** INSTRUCTIONS TO FOLLOW **
Repeat the listing word for word. No pictures belong in the copy.

** DATASET ROWS **
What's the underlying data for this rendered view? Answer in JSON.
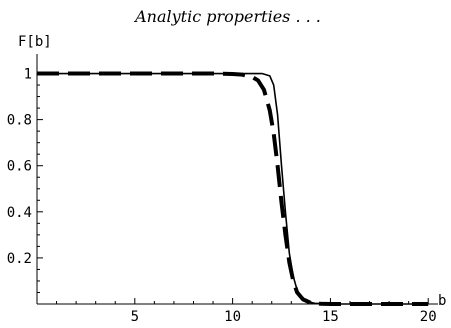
{
  "chart_data": {
    "type": "line",
    "title": "Analytic properties . . .",
    "xlabel": "b",
    "ylabel": "F[b]",
    "xlim": [
      0,
      20.5
    ],
    "ylim": [
      0,
      1.05
    ],
    "x_ticks": [
      5,
      10,
      15,
      20
    ],
    "x_tick_labels": [
      "5",
      "10",
      "15",
      "20"
    ],
    "y_ticks": [
      0.2,
      0.4,
      0.6,
      0.8,
      1
    ],
    "y_tick_labels": [
      "0.2",
      "0.4",
      "0.6",
      "0.8",
      "1"
    ],
    "grid": false,
    "series": [
      {
        "style": "solid",
        "color": "#000000",
        "x": [
          0,
          2,
          4,
          6,
          8,
          10,
          11,
          11.5,
          11.9,
          12.1,
          12.3,
          12.5,
          12.7,
          12.9,
          13.1,
          13.3,
          13.5,
          13.8,
          14.2,
          15,
          16,
          18,
          20
        ],
        "y": [
          1,
          1,
          1,
          1,
          1,
          1,
          1,
          1,
          0.99,
          0.95,
          0.82,
          0.6,
          0.4,
          0.22,
          0.12,
          0.06,
          0.03,
          0.01,
          0.003,
          0,
          0,
          0,
          0
        ]
      },
      {
        "style": "dashed",
        "color": "#000000",
        "x": [
          0,
          2,
          4,
          6,
          8,
          9,
          10,
          10.5,
          11,
          11.3,
          11.6,
          11.9,
          12.1,
          12.3,
          12.5,
          12.7,
          12.9,
          13.1,
          13.3,
          13.6,
          14,
          14.5,
          15,
          16,
          18,
          20
        ],
        "y": [
          1,
          1,
          1,
          1,
          1,
          1,
          0.998,
          0.995,
          0.985,
          0.97,
          0.93,
          0.84,
          0.74,
          0.6,
          0.44,
          0.3,
          0.18,
          0.1,
          0.05,
          0.02,
          0.005,
          0.001,
          0,
          0,
          0,
          0
        ]
      }
    ]
  }
}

** SOLUTION TO THE EXERCISE **
What's the underlying data for this rendered view? Answer in JSON.
{
  "chart_data": {
    "type": "line",
    "title": "Analytic properties . . .",
    "xlabel": "b",
    "ylabel": "F[b]",
    "xlim": [
      0,
      20.5
    ],
    "ylim": [
      0,
      1.05
    ],
    "x_ticks": [
      5,
      10,
      15,
      20
    ],
    "x_tick_labels": [
      "5",
      "10",
      "15",
      "20"
    ],
    "y_ticks": [
      0.2,
      0.4,
      0.6,
      0.8,
      1
    ],
    "y_tick_labels": [
      "0.2",
      "0.4",
      "0.6",
      "0.8",
      "1"
    ],
    "grid": false,
    "series": [
      {
        "style": "solid",
        "color": "#000000",
        "x": [
          0,
          2,
          4,
          6,
          8,
          10,
          11,
          11.5,
          11.9,
          12.1,
          12.3,
          12.5,
          12.7,
          12.9,
          13.1,
          13.3,
          13.5,
          13.8,
          14.2,
          15,
          16,
          18,
          20
        ],
        "y": [
          1,
          1,
          1,
          1,
          1,
          1,
          1,
          1,
          0.99,
          0.95,
          0.82,
          0.6,
          0.4,
          0.22,
          0.12,
          0.06,
          0.03,
          0.01,
          0.003,
          0,
          0,
          0,
          0
        ]
      },
      {
        "style": "dashed",
        "color": "#000000",
        "x": [
          0,
          2,
          4,
          6,
          8,
          9,
          10,
          10.5,
          11,
          11.3,
          11.6,
          11.9,
          12.1,
          12.3,
          12.5,
          12.7,
          12.9,
          13.1,
          13.3,
          13.6,
          14,
          14.5,
          15,
          16,
          18,
          20
        ],
        "y": [
          1,
          1,
          1,
          1,
          1,
          1,
          0.998,
          0.995,
          0.985,
          0.97,
          0.93,
          0.84,
          0.74,
          0.6,
          0.44,
          0.3,
          0.18,
          0.1,
          0.05,
          0.02,
          0.005,
          0.001,
          0,
          0,
          0,
          0
        ]
      }
    ]
  }
}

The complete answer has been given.